-- Set exercise --
In the copy, include every entry exactly but none of the images.
• • •
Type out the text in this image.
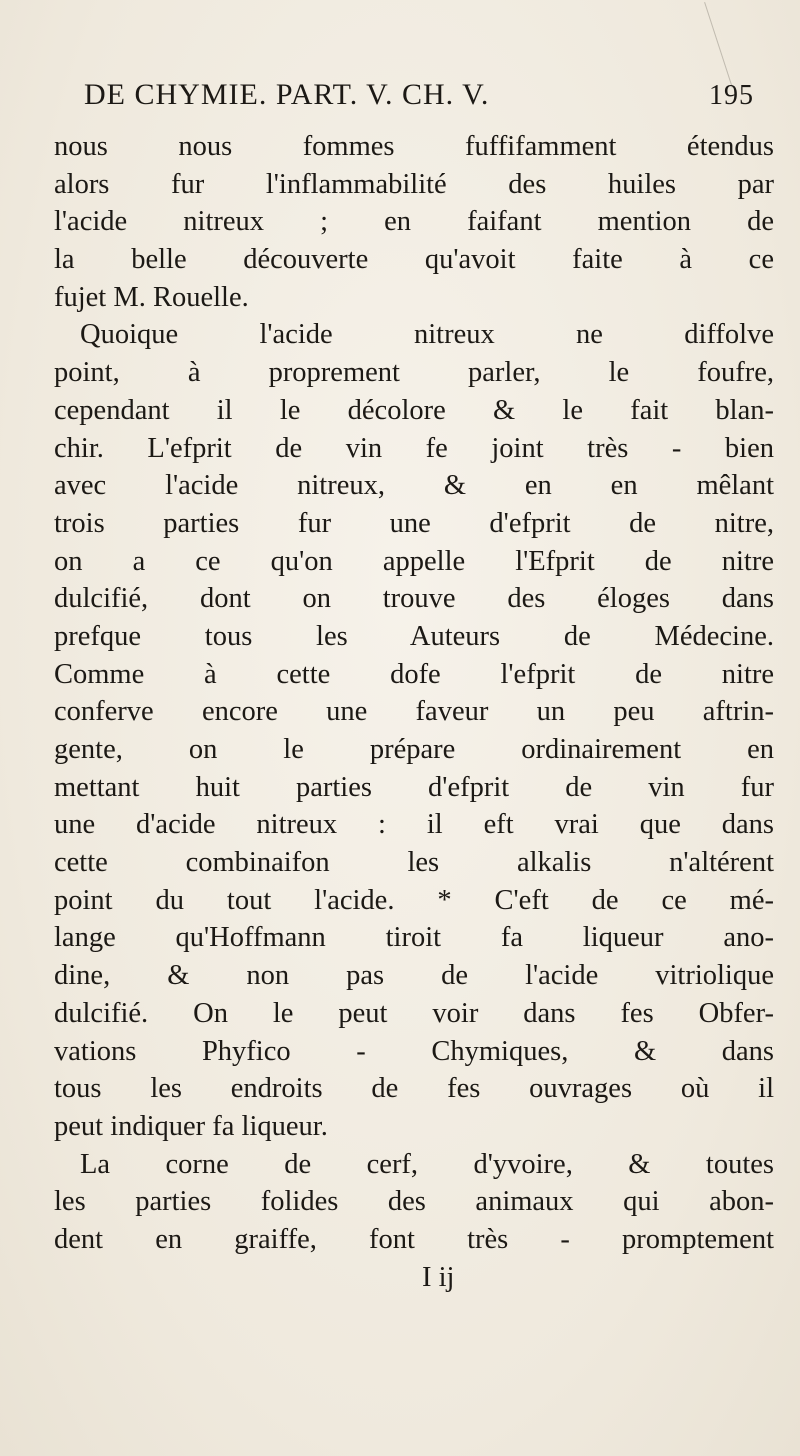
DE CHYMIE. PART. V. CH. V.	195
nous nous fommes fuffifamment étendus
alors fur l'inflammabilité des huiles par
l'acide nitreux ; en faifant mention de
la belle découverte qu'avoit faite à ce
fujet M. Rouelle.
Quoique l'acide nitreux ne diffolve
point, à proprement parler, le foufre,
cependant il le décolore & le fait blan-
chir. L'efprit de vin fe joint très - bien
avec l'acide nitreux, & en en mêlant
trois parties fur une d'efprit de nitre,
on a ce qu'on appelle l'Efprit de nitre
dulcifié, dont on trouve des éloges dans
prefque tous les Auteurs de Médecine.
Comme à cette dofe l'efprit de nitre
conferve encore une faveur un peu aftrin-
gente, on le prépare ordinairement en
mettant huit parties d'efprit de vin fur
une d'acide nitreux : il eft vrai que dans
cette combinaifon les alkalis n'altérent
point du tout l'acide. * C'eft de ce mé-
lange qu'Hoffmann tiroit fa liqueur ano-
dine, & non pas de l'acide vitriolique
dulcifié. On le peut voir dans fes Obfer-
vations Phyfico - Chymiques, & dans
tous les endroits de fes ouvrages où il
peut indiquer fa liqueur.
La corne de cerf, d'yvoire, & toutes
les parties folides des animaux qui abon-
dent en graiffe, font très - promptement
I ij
• • •
-- Correct result --
Type out the text in this image.
DE CHYMIE. PART. V. CH. V.	195
nous nous fommes fuffifamment étendus
alors fur l'inflammabilité des huiles par
l'acide nitreux ; en faifant mention de
la belle découverte qu'avoit faite à ce
fujet M. Rouelle.
Quoique l'acide nitreux ne diffolve
point, à proprement parler, le foufre,
cependant il le décolore & le fait blan-
chir. L'efprit de vin fe joint très - bien
avec l'acide nitreux, & en en mêlant
trois parties fur une d'efprit de nitre,
on a ce qu'on appelle l'Efprit de nitre
dulcifié, dont on trouve des éloges dans
prefque tous les Auteurs de Médecine.
Comme à cette dofe l'efprit de nitre
conferve encore une faveur un peu aftrin-
gente, on le prépare ordinairement en
mettant huit parties d'efprit de vin fur
une d'acide nitreux : il eft vrai que dans
cette combinaifon les alkalis n'altérent
point du tout l'acide. * C'eft de ce mé-
lange qu'Hoffmann tiroit fa liqueur ano-
dine, & non pas de l'acide vitriolique
dulcifié. On le peut voir dans fes Obfer-
vations Phyfico - Chymiques, & dans
tous les endroits de fes ouvrages où il
peut indiquer fa liqueur.
La corne de cerf, d'yvoire, & toutes
les parties folides des animaux qui abon-
dent en graiffe, font très - promptement
I ij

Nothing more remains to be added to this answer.